◆ **REQUIRED TASK**: Everything in the data should be repeated exactly, save for the images.

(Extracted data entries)
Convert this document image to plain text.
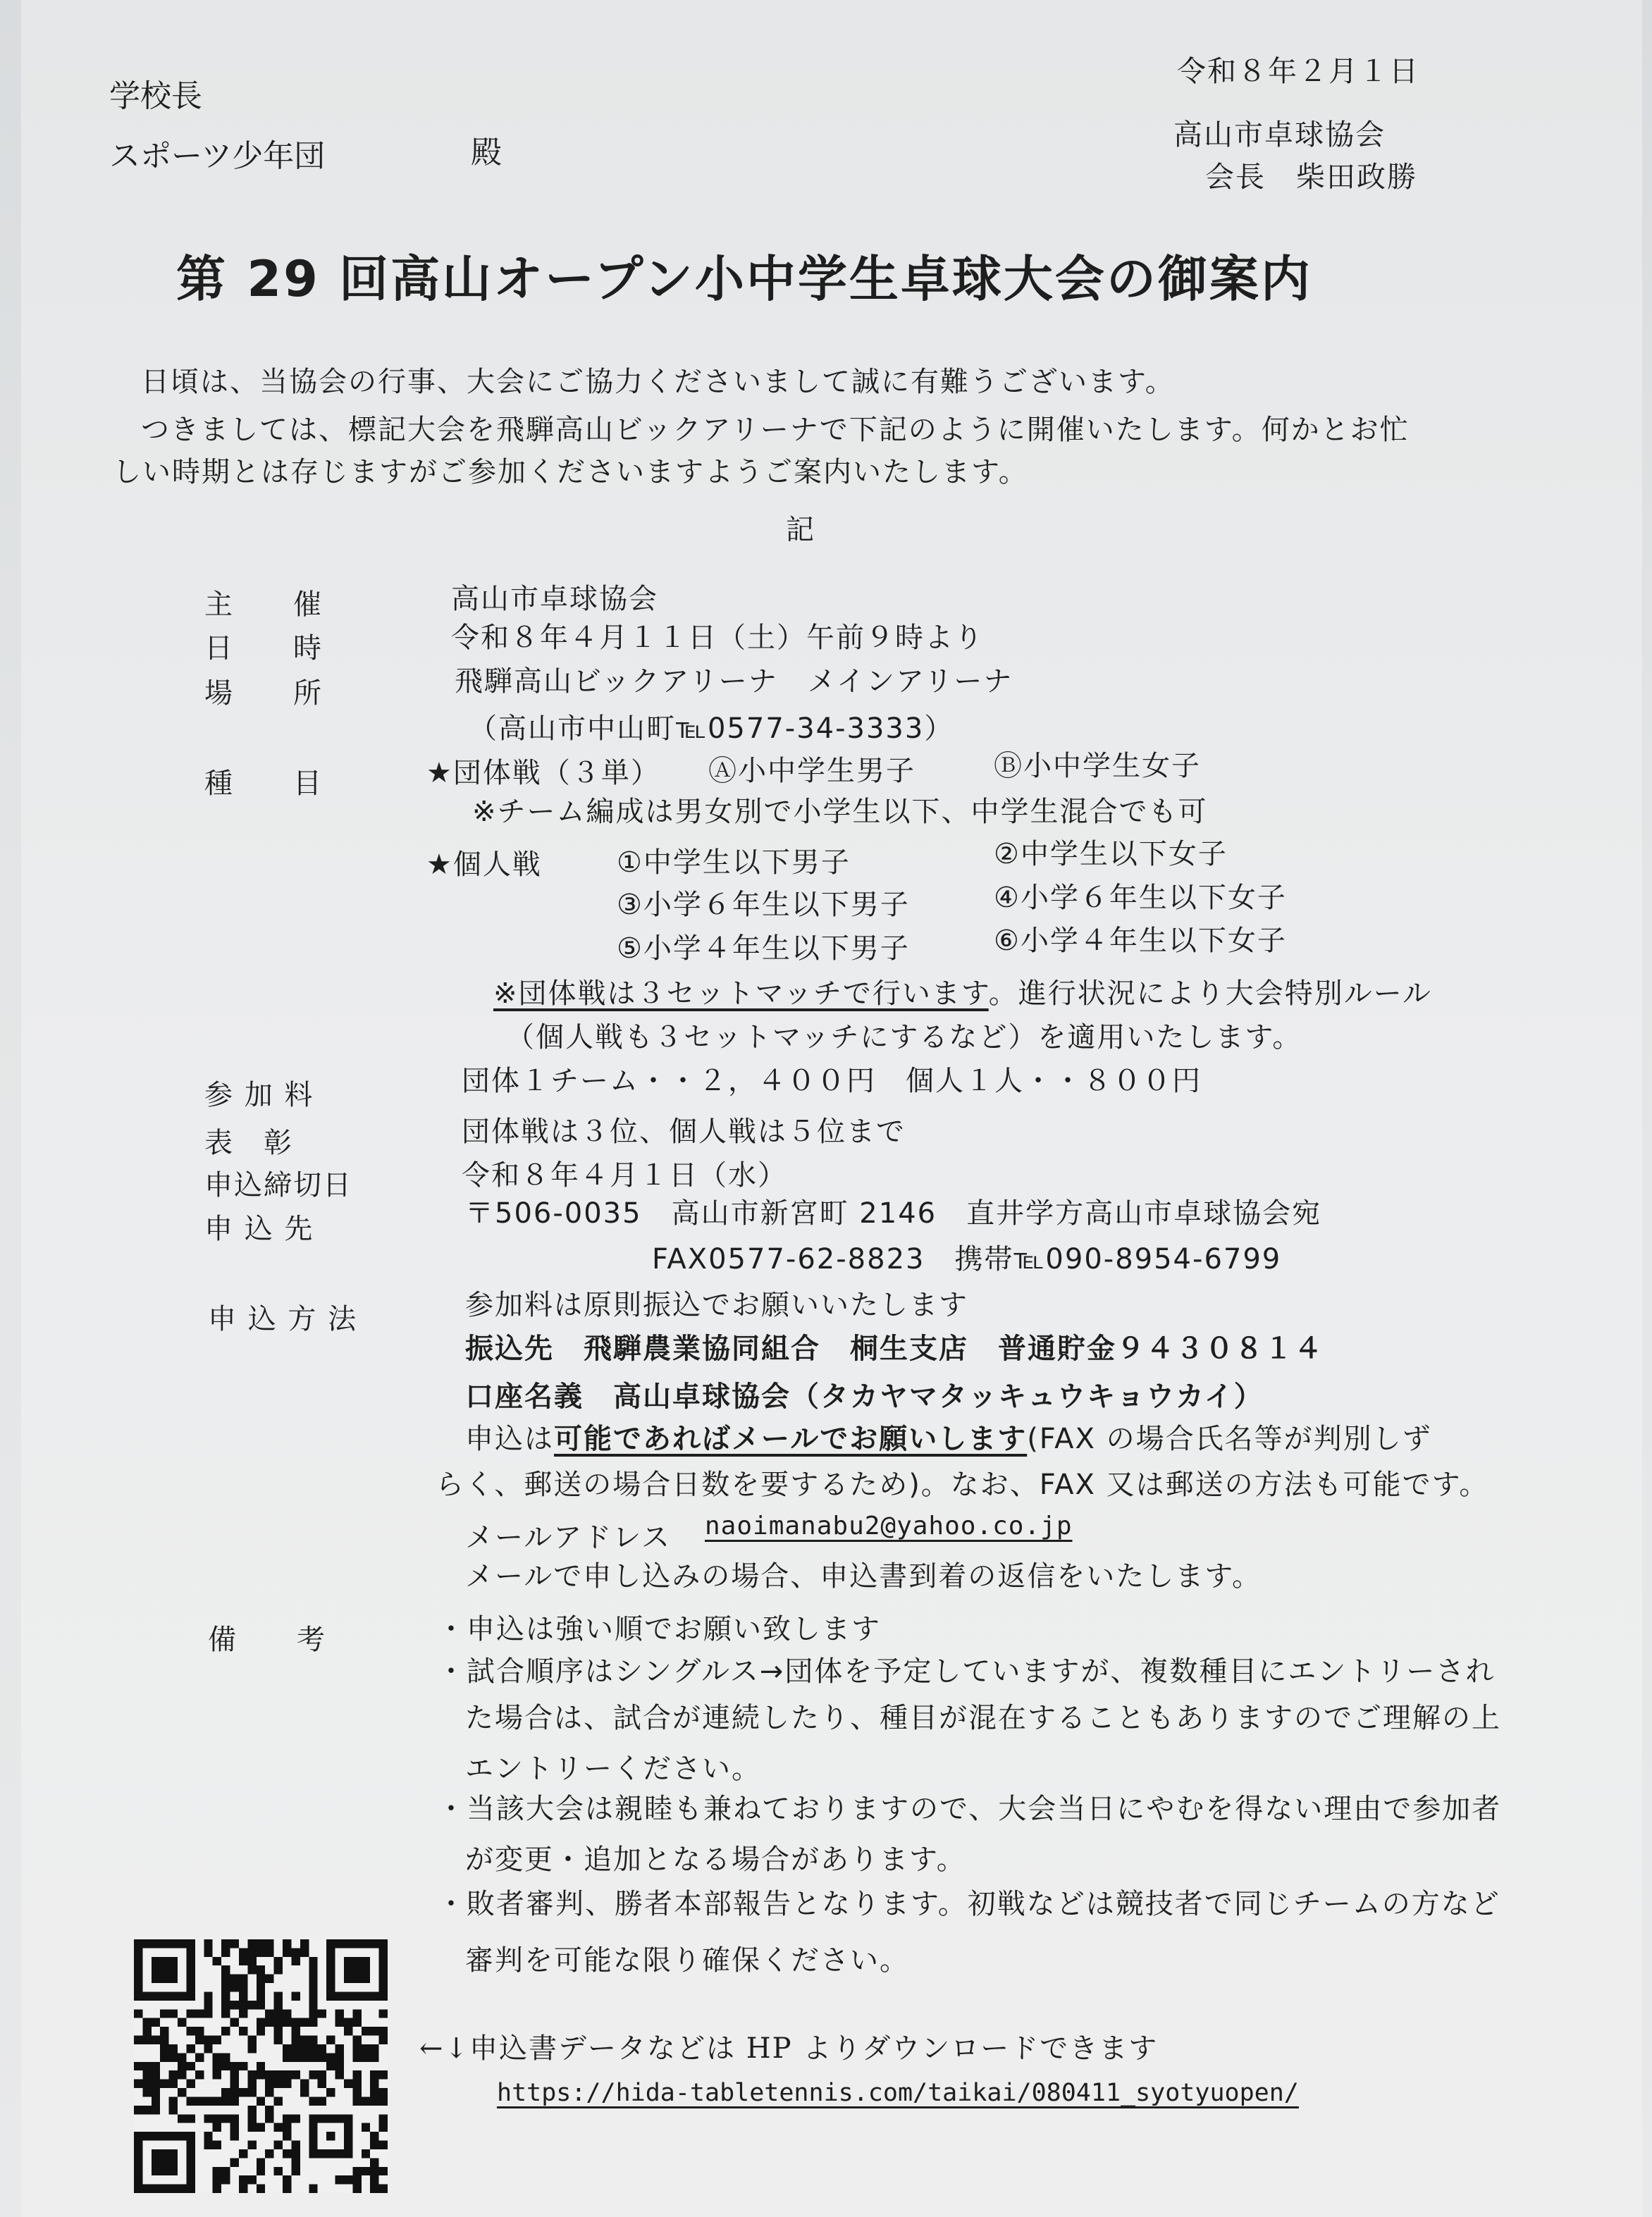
学校長
スポーツ少年団	殿
令和８年２月１日
高山市卓球協会
会長　柴田政勝
第 29 回高山オープン小中学生卓球大会の御案内
日頃は、当協会の行事、大会にご協力くださいまして誠に有難うございます。
つきましては、標記大会を飛騨高山ビックアリーナで下記のように開催いたします。何かとお忙
しい時期とは存じますがご参加くださいますようご案内いたします。
記
主　　催	高山市卓球協会
日　　時	令和８年４月１１日（土）午前９時より
場　　所	飛騨高山ビックアリーナ　メインアリーナ
（高山市中山町℡0577-34-3333）
種　　目	★団体戦（３単） Ⓐ小中学生男子	Ⓑ小中学生女子
※チーム編成は男女別で小学生以下、中学生混合でも可
★個人戦	①中学生以下男子	②中学生以下女子
③小学６年生以下男子	④小学６年生以下女子
⑤小学４年生以下男子	⑥小学４年生以下女子
※団体戦は３セットマッチで行います。進行状況により大会特別ルール
（個人戦も３セットマッチにするなど）を適用いたします。
参 加 料	団体１チーム・・２，４００円　個人１人・・８００円
表　彰	団体戦は３位、個人戦は５位まで
申込締切日	令和８年４月１日（水）
申 込 先	〒506-0035　高山市新宮町 2146　直井学方高山市卓球協会宛
FAX0577-62-8823　携帯℡090-8954-6799
申 込 方 法	参加料は原則振込でお願いいたします
振込先　飛騨農業協同組合　桐生支店　普通貯金９４３０８１４
口座名義　高山卓球協会（タカヤマタッキュウキョウカイ）
申込は可能であればメールでお願いします(FAX の場合氏名等が判別しず
らく、郵送の場合日数を要するため)。なお、FAX 又は郵送の方法も可能です。
メールアドレス naoimanabu2@yahoo.co.jp
メールで申し込みの場合、申込書到着の返信をいたします。
備　　考	・申込は強い順でお願い致します
・試合順序はシングルス→団体を予定していますが、複数種目にエントリーされ
た場合は、試合が連続したり、種目が混在することもありますのでご理解の上
エントリーください。
・当該大会は親睦も兼ねておりますので、大会当日にやむを得ない理由で参加者
が変更・追加となる場合があります。
・敗者審判、勝者本部報告となります。初戦などは競技者で同じチームの方など
審判を可能な限り確保ください。
←↓申込書データなどは HP よりダウンロードできます
https://hida-tabletennis.com/taikai/080411_syotyuopen/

◆ **COMPLETED EXERCISE**:
Convert this document image to plain text.
学校長
スポーツ少年団	殿
令和８年２月１日
高山市卓球協会
会長　柴田政勝
第 29 回高山オープン小中学生卓球大会の御案内
日頃は、当協会の行事、大会にご協力くださいまして誠に有難うございます。
つきましては、標記大会を飛騨高山ビックアリーナで下記のように開催いたします。何かとお忙
しい時期とは存じますがご参加くださいますようご案内いたします。
記
主　　催	高山市卓球協会
日　　時	令和８年４月１１日（土）午前９時より
場　　所	飛騨高山ビックアリーナ　メインアリーナ
（高山市中山町℡0577-34-3333）
種　　目	★団体戦（３単） Ⓐ小中学生男子	Ⓑ小中学生女子
※チーム編成は男女別で小学生以下、中学生混合でも可
★個人戦	①中学生以下男子	②中学生以下女子
③小学６年生以下男子	④小学６年生以下女子
⑤小学４年生以下男子	⑥小学４年生以下女子
※団体戦は３セットマッチで行います。進行状況により大会特別ルール
（個人戦も３セットマッチにするなど）を適用いたします。
参 加 料	団体１チーム・・２，４００円　個人１人・・８００円
表　彰	団体戦は３位、個人戦は５位まで
申込締切日	令和８年４月１日（水）
申 込 先	〒506-0035　高山市新宮町 2146　直井学方高山市卓球協会宛
FAX0577-62-8823　携帯℡090-8954-6799
申 込 方 法	参加料は原則振込でお願いいたします
振込先　飛騨農業協同組合　桐生支店　普通貯金９４３０８１４
口座名義　高山卓球協会（タカヤマタッキュウキョウカイ）
申込は可能であればメールでお願いします(FAX の場合氏名等が判別しず
らく、郵送の場合日数を要するため)。なお、FAX 又は郵送の方法も可能です。
メールアドレス naoimanabu2@yahoo.co.jp
メールで申し込みの場合、申込書到着の返信をいたします。
備　　考	・申込は強い順でお願い致します
・試合順序はシングルス→団体を予定していますが、複数種目にエントリーされ
た場合は、試合が連続したり、種目が混在することもありますのでご理解の上
エントリーください。
・当該大会は親睦も兼ねておりますので、大会当日にやむを得ない理由で参加者
が変更・追加となる場合があります。
・敗者審判、勝者本部報告となります。初戦などは競技者で同じチームの方など
審判を可能な限り確保ください。
←↓申込書データなどは HP よりダウンロードできます
https://hida-tabletennis.com/taikai/080411_syotyuopen/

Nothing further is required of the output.